◆ **INSTRUCTIONS FOR THE TASK**
Turn the lines into a Markdown table with columns named "Row" and "Line text". Begin at the first line, stop after the line that contains "x-tick-label: 20 Jun 14:00 [443,482,502,494]", number each row, and leave out blank lines.

★ ★ ★ ★ ★ ★ ★

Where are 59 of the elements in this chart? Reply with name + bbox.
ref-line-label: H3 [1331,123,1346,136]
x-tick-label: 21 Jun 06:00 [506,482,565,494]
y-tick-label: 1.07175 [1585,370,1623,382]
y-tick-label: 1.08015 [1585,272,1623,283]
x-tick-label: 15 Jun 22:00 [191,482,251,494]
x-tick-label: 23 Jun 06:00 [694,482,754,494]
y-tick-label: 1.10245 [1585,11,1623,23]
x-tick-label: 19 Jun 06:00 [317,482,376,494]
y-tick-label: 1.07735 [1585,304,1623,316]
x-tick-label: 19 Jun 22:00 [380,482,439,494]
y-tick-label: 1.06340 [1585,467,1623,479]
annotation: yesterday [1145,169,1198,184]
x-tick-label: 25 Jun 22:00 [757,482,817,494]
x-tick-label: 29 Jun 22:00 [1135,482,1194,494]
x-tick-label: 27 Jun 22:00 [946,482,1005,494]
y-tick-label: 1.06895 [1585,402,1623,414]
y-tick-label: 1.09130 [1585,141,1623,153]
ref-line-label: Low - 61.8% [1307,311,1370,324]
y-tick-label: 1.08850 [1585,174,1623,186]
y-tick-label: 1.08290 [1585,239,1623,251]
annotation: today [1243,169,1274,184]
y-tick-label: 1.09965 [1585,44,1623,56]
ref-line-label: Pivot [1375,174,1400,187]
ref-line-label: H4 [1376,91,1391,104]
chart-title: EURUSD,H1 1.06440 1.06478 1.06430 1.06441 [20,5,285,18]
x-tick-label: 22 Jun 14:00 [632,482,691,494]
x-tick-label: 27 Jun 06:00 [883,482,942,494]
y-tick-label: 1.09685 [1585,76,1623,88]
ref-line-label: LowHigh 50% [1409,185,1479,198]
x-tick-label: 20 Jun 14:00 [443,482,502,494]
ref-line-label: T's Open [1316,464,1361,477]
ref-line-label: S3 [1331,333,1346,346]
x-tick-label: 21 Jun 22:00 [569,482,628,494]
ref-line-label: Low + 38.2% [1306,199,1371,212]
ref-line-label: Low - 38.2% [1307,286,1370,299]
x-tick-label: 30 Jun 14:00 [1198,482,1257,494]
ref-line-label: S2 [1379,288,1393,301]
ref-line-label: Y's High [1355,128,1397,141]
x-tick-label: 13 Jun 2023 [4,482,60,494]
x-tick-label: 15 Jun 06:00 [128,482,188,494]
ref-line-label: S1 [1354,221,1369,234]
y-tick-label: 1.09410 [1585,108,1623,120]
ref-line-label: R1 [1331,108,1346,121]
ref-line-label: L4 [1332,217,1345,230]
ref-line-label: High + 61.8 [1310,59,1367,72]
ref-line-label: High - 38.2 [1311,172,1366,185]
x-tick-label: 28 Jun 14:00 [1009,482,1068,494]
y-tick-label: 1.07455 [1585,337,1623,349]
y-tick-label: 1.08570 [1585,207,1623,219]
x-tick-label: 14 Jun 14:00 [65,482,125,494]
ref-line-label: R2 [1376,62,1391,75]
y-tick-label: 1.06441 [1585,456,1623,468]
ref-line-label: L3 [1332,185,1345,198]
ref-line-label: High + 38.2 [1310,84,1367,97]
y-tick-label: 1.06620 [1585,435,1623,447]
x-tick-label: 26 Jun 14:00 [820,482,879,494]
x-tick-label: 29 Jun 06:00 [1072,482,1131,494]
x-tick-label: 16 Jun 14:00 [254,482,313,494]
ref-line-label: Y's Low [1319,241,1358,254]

★ ★ ★ ★ ★ ★ ★

◆ **FINISHED ANSWER**
| Row | Line text |
|---|---|
| 1 | Where are 59 of the elements in this chart? Reply with name + bbox. |
| 2 | ref-line-label: H3 [1331,123,1346,136] |
| 3 | x-tick-label: 21 Jun 06:00 [506,482,565,494] |
| 4 | y-tick-label: 1.07175 [1585,370,1623,382] |
| 5 | y-tick-label: 1.08015 [1585,272,1623,283] |
| 6 | x-tick-label: 15 Jun 22:00 [191,482,251,494] |
| 7 | x-tick-label: 23 Jun 06:00 [694,482,754,494] |
| 8 | y-tick-label: 1.10245 [1585,11,1623,23] |
| 9 | x-tick-label: 19 Jun 06:00 [317,482,376,494] |
| 10 | y-tick-label: 1.07735 [1585,304,1623,316] |
| 11 | x-tick-label: 19 Jun 22:00 [380,482,439,494] |
| 12 | y-tick-label: 1.06340 [1585,467,1623,479] |
| 13 | annotation: yesterday [1145,169,1198,184] |
| 14 | x-tick-label: 25 Jun 22:00 [757,482,817,494] |
| 15 | x-tick-label: 29 Jun 22:00 [1135,482,1194,494] |
| 16 | x-tick-label: 27 Jun 22:00 [946,482,1005,494] |
| 17 | y-tick-label: 1.06895 [1585,402,1623,414] |
| 18 | y-tick-label: 1.09130 [1585,141,1623,153] |
| 19 | ref-line-label: Low - 61.8% [1307,311,1370,324] |
| 20 | y-tick-label: 1.08850 [1585,174,1623,186] |
| 21 | y-tick-label: 1.08290 [1585,239,1623,251] |
| 22 | annotation: today [1243,169,1274,184] |
| 23 | y-tick-label: 1.09965 [1585,44,1623,56] |
| 24 | ref-line-label: Pivot [1375,174,1400,187] |
| 25 | ref-line-label: H4 [1376,91,1391,104] |
| 26 | chart-title: EURUSD,H1 1.06440 1.06478 1.06430 1.06441 [20,5,285,18] |
| 27 | x-tick-label: 22 Jun 14:00 [632,482,691,494] |
| 28 | x-tick-label: 27 Jun 06:00 [883,482,942,494] |
| 29 | y-tick-label: 1.09685 [1585,76,1623,88] |
| 30 | ref-line-label: LowHigh 50% [1409,185,1479,198] |
| 31 | x-tick-label: 20 Jun 14:00 [443,482,502,494] |